| TO BE DONE |
The data below needs to be returned exactly, line for line.
━━━ EXTRACTED MATERIAL ━━━
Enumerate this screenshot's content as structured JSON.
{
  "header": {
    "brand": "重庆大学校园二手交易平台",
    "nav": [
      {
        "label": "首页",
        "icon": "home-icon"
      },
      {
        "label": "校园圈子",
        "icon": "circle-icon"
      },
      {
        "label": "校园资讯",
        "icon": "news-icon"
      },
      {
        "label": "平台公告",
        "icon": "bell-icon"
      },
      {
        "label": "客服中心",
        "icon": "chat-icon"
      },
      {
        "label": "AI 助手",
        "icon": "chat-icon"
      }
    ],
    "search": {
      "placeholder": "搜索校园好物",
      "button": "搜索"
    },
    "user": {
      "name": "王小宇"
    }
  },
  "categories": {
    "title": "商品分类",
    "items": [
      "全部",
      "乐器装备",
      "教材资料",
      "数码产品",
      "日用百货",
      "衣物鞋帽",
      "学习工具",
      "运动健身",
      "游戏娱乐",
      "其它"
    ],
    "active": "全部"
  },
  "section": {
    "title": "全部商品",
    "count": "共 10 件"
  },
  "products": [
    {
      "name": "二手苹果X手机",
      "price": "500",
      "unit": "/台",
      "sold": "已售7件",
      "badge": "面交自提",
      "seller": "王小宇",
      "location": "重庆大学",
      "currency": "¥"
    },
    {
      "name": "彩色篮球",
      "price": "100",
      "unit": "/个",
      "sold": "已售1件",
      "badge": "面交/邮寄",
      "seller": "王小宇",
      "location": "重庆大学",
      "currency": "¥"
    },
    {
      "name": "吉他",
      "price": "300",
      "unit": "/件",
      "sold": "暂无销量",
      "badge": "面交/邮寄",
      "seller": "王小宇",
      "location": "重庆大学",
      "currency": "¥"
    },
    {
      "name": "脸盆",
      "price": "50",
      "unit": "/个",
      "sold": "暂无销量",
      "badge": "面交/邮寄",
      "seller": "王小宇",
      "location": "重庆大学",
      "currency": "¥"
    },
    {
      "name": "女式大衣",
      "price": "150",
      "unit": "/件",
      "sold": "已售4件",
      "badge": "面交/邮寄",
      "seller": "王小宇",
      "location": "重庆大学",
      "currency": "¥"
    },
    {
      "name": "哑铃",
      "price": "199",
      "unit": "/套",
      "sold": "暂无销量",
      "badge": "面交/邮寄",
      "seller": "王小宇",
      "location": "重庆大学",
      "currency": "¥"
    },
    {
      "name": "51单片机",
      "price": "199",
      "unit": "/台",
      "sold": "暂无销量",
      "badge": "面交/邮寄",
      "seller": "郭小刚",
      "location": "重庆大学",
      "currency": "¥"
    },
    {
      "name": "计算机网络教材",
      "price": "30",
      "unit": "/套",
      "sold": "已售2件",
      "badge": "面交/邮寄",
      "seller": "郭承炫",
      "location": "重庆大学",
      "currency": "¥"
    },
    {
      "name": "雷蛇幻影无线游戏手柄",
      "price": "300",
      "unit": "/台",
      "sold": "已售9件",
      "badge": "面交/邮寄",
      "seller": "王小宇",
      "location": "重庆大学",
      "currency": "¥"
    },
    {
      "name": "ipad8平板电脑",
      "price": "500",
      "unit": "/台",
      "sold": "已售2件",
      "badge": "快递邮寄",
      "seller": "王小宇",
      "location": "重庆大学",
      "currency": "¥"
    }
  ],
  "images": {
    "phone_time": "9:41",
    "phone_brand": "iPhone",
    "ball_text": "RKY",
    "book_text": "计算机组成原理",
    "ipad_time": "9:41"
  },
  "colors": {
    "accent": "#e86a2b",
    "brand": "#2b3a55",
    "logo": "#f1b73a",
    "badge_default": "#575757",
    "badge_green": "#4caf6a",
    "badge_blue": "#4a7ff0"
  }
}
━━━
| ANSWER IN FULL |
Enumerate this screenshot's content as structured JSON.
{
  "header": {
    "brand": "重庆大学校园二手交易平台",
    "nav": [
      {
        "label": "首页",
        "icon": "home-icon"
      },
      {
        "label": "校园圈子",
        "icon": "circle-icon"
      },
      {
        "label": "校园资讯",
        "icon": "news-icon"
      },
      {
        "label": "平台公告",
        "icon": "bell-icon"
      },
      {
        "label": "客服中心",
        "icon": "chat-icon"
      },
      {
        "label": "AI 助手",
        "icon": "chat-icon"
      }
    ],
    "search": {
      "placeholder": "搜索校园好物",
      "button": "搜索"
    },
    "user": {
      "name": "王小宇"
    }
  },
  "categories": {
    "title": "商品分类",
    "items": [
      "全部",
      "乐器装备",
      "教材资料",
      "数码产品",
      "日用百货",
      "衣物鞋帽",
      "学习工具",
      "运动健身",
      "游戏娱乐",
      "其它"
    ],
    "active": "全部"
  },
  "section": {
    "title": "全部商品",
    "count": "共 10 件"
  },
  "products": [
    {
      "name": "二手苹果X手机",
      "price": "500",
      "unit": "/台",
      "sold": "已售7件",
      "badge": "面交自提",
      "seller": "王小宇",
      "location": "重庆大学",
      "currency": "¥"
    },
    {
      "name": "彩色篮球",
      "price": "100",
      "unit": "/个",
      "sold": "已售1件",
      "badge": "面交/邮寄",
      "seller": "王小宇",
      "location": "重庆大学",
      "currency": "¥"
    },
    {
      "name": "吉他",
      "price": "300",
      "unit": "/件",
      "sold": "暂无销量",
      "badge": "面交/邮寄",
      "seller": "王小宇",
      "location": "重庆大学",
      "currency": "¥"
    },
    {
      "name": "脸盆",
      "price": "50",
      "unit": "/个",
      "sold": "暂无销量",
      "badge": "面交/邮寄",
      "seller": "王小宇",
      "location": "重庆大学",
      "currency": "¥"
    },
    {
      "name": "女式大衣",
      "price": "150",
      "unit": "/件",
      "sold": "已售4件",
      "badge": "面交/邮寄",
      "seller": "王小宇",
      "location": "重庆大学",
      "currency": "¥"
    },
    {
      "name": "哑铃",
      "price": "199",
      "unit": "/套",
      "sold": "暂无销量",
      "badge": "面交/邮寄",
      "seller": "王小宇",
      "location": "重庆大学",
      "currency": "¥"
    },
    {
      "name": "51单片机",
      "price": "199",
      "unit": "/台",
      "sold": "暂无销量",
      "badge": "面交/邮寄",
      "seller": "郭小刚",
      "location": "重庆大学",
      "currency": "¥"
    },
    {
      "name": "计算机网络教材",
      "price": "30",
      "unit": "/套",
      "sold": "已售2件",
      "badge": "面交/邮寄",
      "seller": "郭承炫",
      "location": "重庆大学",
      "currency": "¥"
    },
    {
      "name": "雷蛇幻影无线游戏手柄",
      "price": "300",
      "unit": "/台",
      "sold": "已售9件",
      "badge": "面交/邮寄",
      "seller": "王小宇",
      "location": "重庆大学",
      "currency": "¥"
    },
    {
      "name": "ipad8平板电脑",
      "price": "500",
      "unit": "/台",
      "sold": "已售2件",
      "badge": "快递邮寄",
      "seller": "王小宇",
      "location": "重庆大学",
      "currency": "¥"
    }
  ],
  "images": {
    "phone_time": "9:41",
    "phone_brand": "iPhone",
    "ball_text": "RKY",
    "book_text": "计算机组成原理",
    "ipad_time": "9:41"
  },
  "colors": {
    "accent": "#e86a2b",
    "brand": "#2b3a55",
    "logo": "#f1b73a",
    "badge_default": "#575757",
    "badge_green": "#4caf6a",
    "badge_blue": "#4a7ff0"
  }
}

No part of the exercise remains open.